→ GIVEN EXERCISE:
Can the data below be echoed back word for word?

→ AVAILABLE RECORDS:
——————

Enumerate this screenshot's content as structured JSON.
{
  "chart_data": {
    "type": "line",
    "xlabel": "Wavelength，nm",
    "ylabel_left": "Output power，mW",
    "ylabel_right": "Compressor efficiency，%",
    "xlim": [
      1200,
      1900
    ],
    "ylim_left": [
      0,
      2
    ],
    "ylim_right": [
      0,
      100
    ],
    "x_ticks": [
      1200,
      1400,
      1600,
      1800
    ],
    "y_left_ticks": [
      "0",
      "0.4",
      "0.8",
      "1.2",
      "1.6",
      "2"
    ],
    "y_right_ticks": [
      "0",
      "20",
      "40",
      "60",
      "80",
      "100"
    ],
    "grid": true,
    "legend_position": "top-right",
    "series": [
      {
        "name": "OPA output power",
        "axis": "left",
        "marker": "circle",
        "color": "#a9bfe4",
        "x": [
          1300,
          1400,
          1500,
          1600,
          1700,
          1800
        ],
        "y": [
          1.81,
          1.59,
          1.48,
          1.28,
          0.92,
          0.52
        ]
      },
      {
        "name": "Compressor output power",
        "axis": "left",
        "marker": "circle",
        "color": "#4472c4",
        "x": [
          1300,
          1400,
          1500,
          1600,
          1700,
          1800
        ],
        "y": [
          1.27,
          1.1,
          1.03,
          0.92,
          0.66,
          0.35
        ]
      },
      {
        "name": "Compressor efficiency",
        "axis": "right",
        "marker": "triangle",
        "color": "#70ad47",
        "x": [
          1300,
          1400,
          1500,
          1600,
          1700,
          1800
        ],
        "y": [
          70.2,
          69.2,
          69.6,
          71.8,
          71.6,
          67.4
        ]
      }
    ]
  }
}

——————

→ RESULT FOR THIS TASK:
Enumerate this screenshot's content as structured JSON.
{
  "chart_data": {
    "type": "line",
    "xlabel": "Wavelength，nm",
    "ylabel_left": "Output power，mW",
    "ylabel_right": "Compressor efficiency，%",
    "xlim": [
      1200,
      1900
    ],
    "ylim_left": [
      0,
      2
    ],
    "ylim_right": [
      0,
      100
    ],
    "x_ticks": [
      1200,
      1400,
      1600,
      1800
    ],
    "y_left_ticks": [
      "0",
      "0.4",
      "0.8",
      "1.2",
      "1.6",
      "2"
    ],
    "y_right_ticks": [
      "0",
      "20",
      "40",
      "60",
      "80",
      "100"
    ],
    "grid": true,
    "legend_position": "top-right",
    "series": [
      {
        "name": "OPA output power",
        "axis": "left",
        "marker": "circle",
        "color": "#a9bfe4",
        "x": [
          1300,
          1400,
          1500,
          1600,
          1700,
          1800
        ],
        "y": [
          1.81,
          1.59,
          1.48,
          1.28,
          0.92,
          0.52
        ]
      },
      {
        "name": "Compressor output power",
        "axis": "left",
        "marker": "circle",
        "color": "#4472c4",
        "x": [
          1300,
          1400,
          1500,
          1600,
          1700,
          1800
        ],
        "y": [
          1.27,
          1.1,
          1.03,
          0.92,
          0.66,
          0.35
        ]
      },
      {
        "name": "Compressor efficiency",
        "axis": "right",
        "marker": "triangle",
        "color": "#70ad47",
        "x": [
          1300,
          1400,
          1500,
          1600,
          1700,
          1800
        ],
        "y": [
          70.2,
          69.2,
          69.6,
          71.8,
          71.6,
          67.4
        ]
      }
    ]
  }
}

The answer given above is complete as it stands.